◆ WHAT TO WORK ON
Transcribe the records that follow line for line, without any change, and omit the pictures from your answer.

◆ Coordinate annotation records
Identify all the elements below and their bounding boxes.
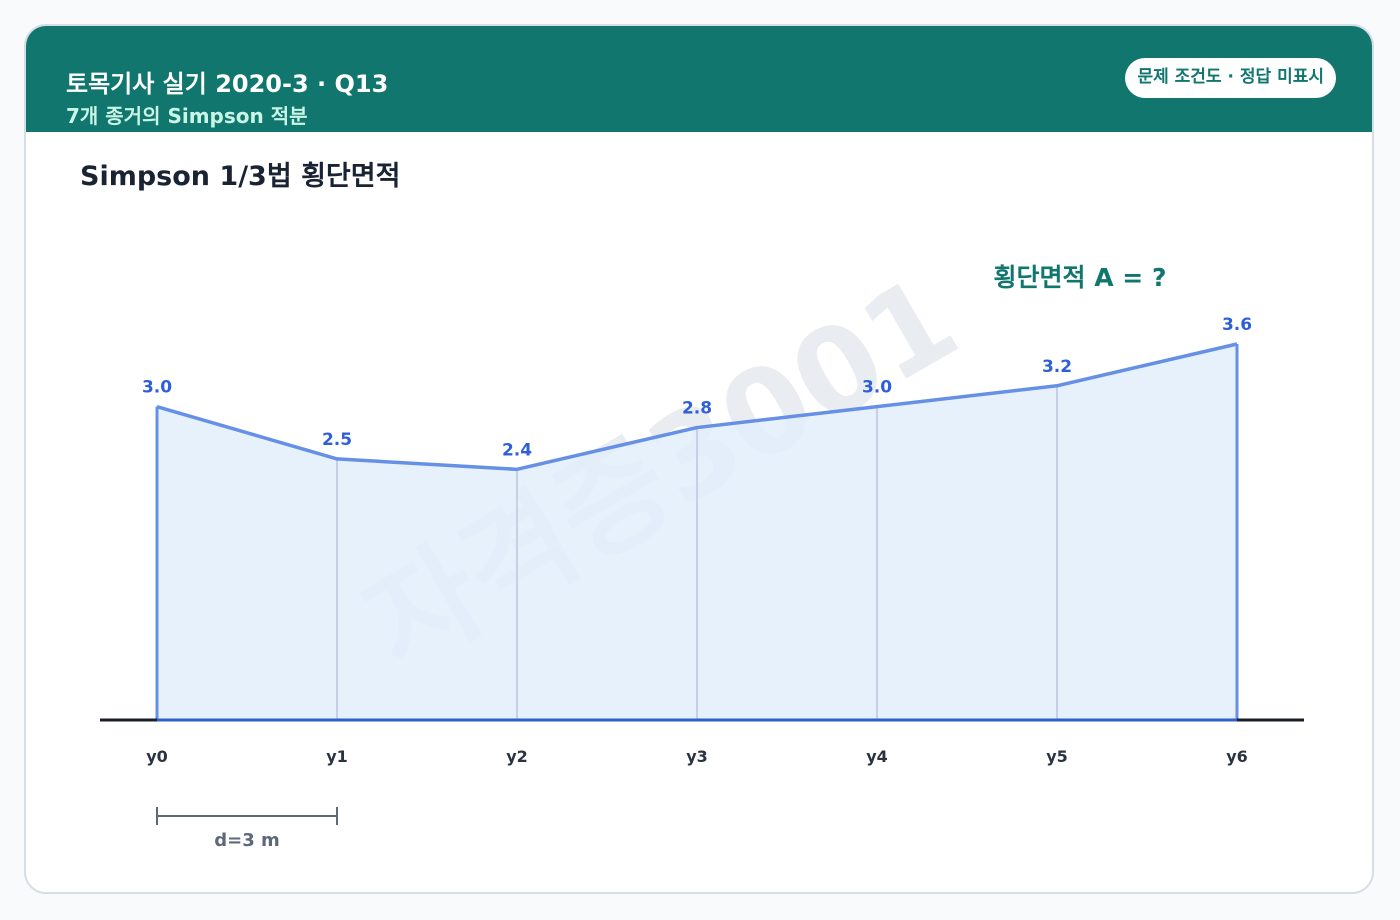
value-label-y4: 3.0 — [862, 378, 892, 398]
spacing-label: d=3 m — [214, 830, 280, 851]
status-badge: 문제 조건도 · 정답 미표시 — [1125, 58, 1336, 98]
ordinate-label-y0: y0 — [146, 747, 168, 766]
ordinate-label-y3: y3 — [686, 747, 708, 766]
value-label-y5: 3.2 — [1042, 357, 1072, 377]
profile-line — [156, 342, 1238, 472]
value-label-y6: 3.6 — [1222, 315, 1252, 335]
ordinate-label-y2: y2 — [506, 747, 528, 766]
ordinate-labels: y0 y1 y2 y3 y4 y5 y6 — [146, 747, 1248, 766]
area-question: 횡단면적 A = ? — [994, 263, 1167, 292]
ordinate-label-y5: y5 — [1046, 747, 1068, 766]
ordinate-label-y6: y6 — [1226, 747, 1248, 766]
header-title: 토목기사 실기 2020-3 · Q13 — [66, 70, 389, 98]
header-bar: 토목기사 실기 2020-3 · Q13 7개 종거의 Simpson 적분 문… — [26, 26, 1372, 132]
value-label-y0: 3.0 — [142, 378, 172, 398]
simpson-diagram: 자격증3001 3.02.52.42.83.03.23.6 y0y1y2y3y4… — [100, 249, 1304, 851]
value-label-y3: 2.8 — [682, 399, 712, 419]
spacing-dimension: d=3 m — [156, 807, 338, 851]
diagram-title: Simpson 1/3법 횡단면적 — [80, 161, 401, 192]
value-label-y2: 2.4 — [502, 440, 532, 460]
diagram-card: 토목기사 실기 2020-3 · Q13 7개 종거의 Simpson 적분 문… — [24, 24, 1374, 894]
ordinate-label-y4: y4 — [866, 747, 888, 766]
ordinate-lines — [155, 344, 1239, 720]
header-subtitle: 7개 종거의 Simpson 적분 — [66, 104, 308, 128]
ordinate-label-y1: y1 — [326, 747, 348, 766]
value-labels: 3.0 2.5 2.4 2.8 3.0 3.2 3.6 — [142, 315, 1252, 460]
value-label-y1: 2.5 — [322, 430, 352, 450]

◆ ANSWER TO THE EXERCISE
Identify all the elements below and their bounding boxes.
value-label-y4: 3.0 — [862, 378, 892, 398]
spacing-label: d=3 m — [214, 830, 280, 851]
status-badge: 문제 조건도 · 정답 미표시 — [1125, 58, 1336, 98]
ordinate-label-y0: y0 — [146, 747, 168, 766]
ordinate-label-y3: y3 — [686, 747, 708, 766]
value-label-y5: 3.2 — [1042, 357, 1072, 377]
profile-line — [156, 342, 1238, 472]
value-label-y6: 3.6 — [1222, 315, 1252, 335]
ordinate-label-y2: y2 — [506, 747, 528, 766]
ordinate-labels: y0 y1 y2 y3 y4 y5 y6 — [146, 747, 1248, 766]
area-question: 횡단면적 A = ? — [994, 263, 1167, 292]
ordinate-label-y5: y5 — [1046, 747, 1068, 766]
ordinate-label-y6: y6 — [1226, 747, 1248, 766]
header-title: 토목기사 실기 2020-3 · Q13 — [66, 70, 389, 98]
header-bar: 토목기사 실기 2020-3 · Q13 7개 종거의 Simpson 적분 문… — [26, 26, 1372, 132]
value-label-y0: 3.0 — [142, 378, 172, 398]
simpson-diagram: 자격증3001 3.02.52.42.83.03.23.6 y0y1y2y3y4… — [100, 249, 1304, 851]
value-label-y3: 2.8 — [682, 399, 712, 419]
spacing-dimension: d=3 m — [156, 807, 338, 851]
diagram-title: Simpson 1/3법 횡단면적 — [80, 161, 401, 192]
value-label-y2: 2.4 — [502, 440, 532, 460]
diagram-card: 토목기사 실기 2020-3 · Q13 7개 종거의 Simpson 적분 문… — [24, 24, 1374, 894]
ordinate-label-y4: y4 — [866, 747, 888, 766]
ordinate-lines — [155, 344, 1239, 720]
header-subtitle: 7개 종거의 Simpson 적분 — [66, 104, 308, 128]
ordinate-label-y1: y1 — [326, 747, 348, 766]
value-labels: 3.0 2.5 2.4 2.8 3.0 3.2 3.6 — [142, 315, 1252, 460]
value-label-y1: 2.5 — [322, 430, 352, 450]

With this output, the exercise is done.